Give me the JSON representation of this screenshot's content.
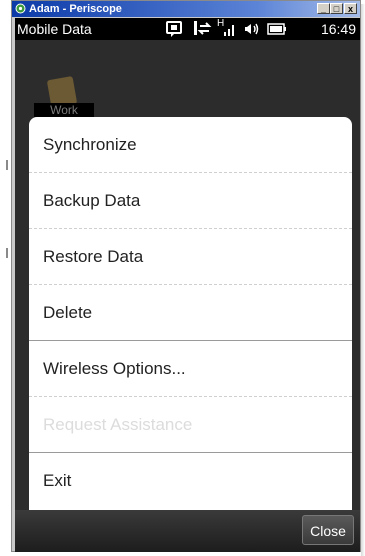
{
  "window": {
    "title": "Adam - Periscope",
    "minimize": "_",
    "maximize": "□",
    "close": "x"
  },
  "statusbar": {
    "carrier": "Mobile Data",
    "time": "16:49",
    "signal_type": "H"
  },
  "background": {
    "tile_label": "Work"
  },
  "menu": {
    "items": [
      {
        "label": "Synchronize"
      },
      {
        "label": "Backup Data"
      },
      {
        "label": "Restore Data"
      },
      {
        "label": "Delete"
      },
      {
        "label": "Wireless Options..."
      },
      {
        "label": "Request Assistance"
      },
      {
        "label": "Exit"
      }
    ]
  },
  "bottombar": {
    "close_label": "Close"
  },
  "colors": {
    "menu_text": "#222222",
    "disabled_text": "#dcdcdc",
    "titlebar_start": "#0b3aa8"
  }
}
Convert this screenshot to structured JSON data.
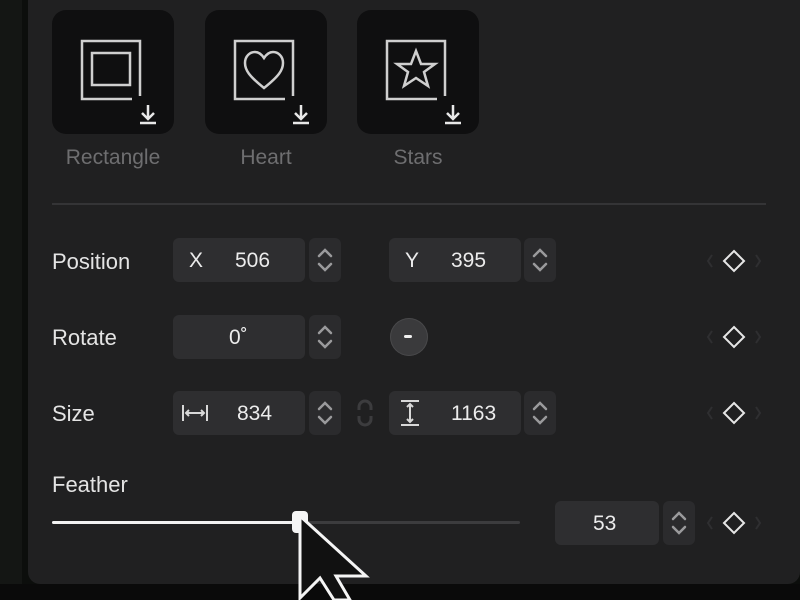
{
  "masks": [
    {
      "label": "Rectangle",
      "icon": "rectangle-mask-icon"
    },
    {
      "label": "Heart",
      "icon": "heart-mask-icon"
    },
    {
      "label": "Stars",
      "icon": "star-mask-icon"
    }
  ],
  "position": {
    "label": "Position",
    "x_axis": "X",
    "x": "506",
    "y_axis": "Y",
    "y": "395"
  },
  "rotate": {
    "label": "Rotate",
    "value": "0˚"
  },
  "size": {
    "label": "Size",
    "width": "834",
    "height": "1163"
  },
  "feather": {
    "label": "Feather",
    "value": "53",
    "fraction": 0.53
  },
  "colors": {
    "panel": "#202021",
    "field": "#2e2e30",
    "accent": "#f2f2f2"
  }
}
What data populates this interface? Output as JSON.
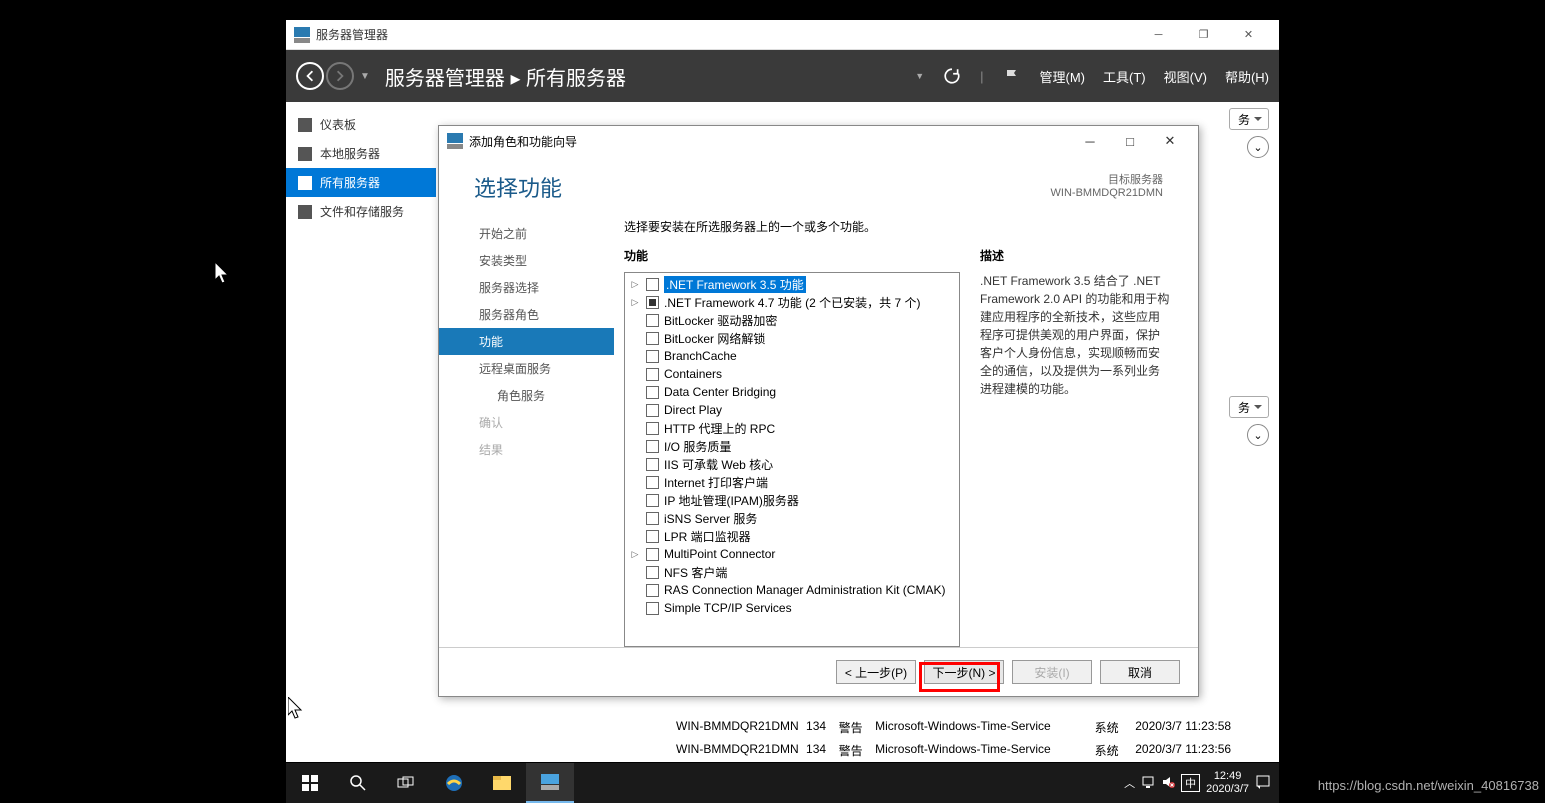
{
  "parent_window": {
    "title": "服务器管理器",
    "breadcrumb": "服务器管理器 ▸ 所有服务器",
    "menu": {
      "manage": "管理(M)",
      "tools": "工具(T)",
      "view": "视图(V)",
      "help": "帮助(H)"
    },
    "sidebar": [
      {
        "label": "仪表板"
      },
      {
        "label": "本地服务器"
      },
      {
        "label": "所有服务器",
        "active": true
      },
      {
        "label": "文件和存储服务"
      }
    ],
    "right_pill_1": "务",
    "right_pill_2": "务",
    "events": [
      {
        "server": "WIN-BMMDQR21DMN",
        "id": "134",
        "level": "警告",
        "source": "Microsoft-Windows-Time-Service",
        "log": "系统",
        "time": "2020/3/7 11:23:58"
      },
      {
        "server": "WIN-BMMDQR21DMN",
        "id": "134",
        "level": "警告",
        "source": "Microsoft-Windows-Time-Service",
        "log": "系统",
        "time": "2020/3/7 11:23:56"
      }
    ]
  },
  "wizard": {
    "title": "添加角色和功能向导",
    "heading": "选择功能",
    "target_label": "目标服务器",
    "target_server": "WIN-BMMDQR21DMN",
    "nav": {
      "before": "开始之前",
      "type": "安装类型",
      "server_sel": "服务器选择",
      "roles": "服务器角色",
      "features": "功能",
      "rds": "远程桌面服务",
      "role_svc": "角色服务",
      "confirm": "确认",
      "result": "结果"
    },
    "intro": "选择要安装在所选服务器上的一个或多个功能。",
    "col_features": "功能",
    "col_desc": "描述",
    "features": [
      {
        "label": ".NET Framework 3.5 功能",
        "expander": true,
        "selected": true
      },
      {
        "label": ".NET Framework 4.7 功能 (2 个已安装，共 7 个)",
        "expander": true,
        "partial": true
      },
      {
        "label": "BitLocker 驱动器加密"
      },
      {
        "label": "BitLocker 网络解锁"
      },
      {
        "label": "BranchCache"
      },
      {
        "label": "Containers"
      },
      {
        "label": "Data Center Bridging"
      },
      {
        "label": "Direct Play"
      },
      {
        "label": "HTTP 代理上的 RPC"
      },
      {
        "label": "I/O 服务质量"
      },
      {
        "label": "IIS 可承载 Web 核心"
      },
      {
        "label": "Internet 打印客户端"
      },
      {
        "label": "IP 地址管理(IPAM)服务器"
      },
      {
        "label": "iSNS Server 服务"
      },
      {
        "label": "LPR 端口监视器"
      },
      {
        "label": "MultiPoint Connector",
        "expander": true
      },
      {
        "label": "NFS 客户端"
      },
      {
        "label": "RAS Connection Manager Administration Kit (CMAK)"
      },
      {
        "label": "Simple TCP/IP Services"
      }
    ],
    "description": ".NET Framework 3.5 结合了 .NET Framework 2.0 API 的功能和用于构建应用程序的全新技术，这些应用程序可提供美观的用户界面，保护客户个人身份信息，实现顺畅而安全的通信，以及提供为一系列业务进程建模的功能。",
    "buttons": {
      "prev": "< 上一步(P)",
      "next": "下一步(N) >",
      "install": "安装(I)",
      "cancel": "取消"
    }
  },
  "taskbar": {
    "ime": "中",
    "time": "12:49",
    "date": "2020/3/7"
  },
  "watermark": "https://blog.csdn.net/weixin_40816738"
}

* * * * * * *

**WHAT THE EXERCISE ASKS**: Copy out each line of the data containing the string "JSON".

**SOLUTION TO THIS PROBLEM**:
Give me the JSON representation of this screenshot's content.
Convert this screenshot to structured JSON data.
What data populates this interface? Output as JSON.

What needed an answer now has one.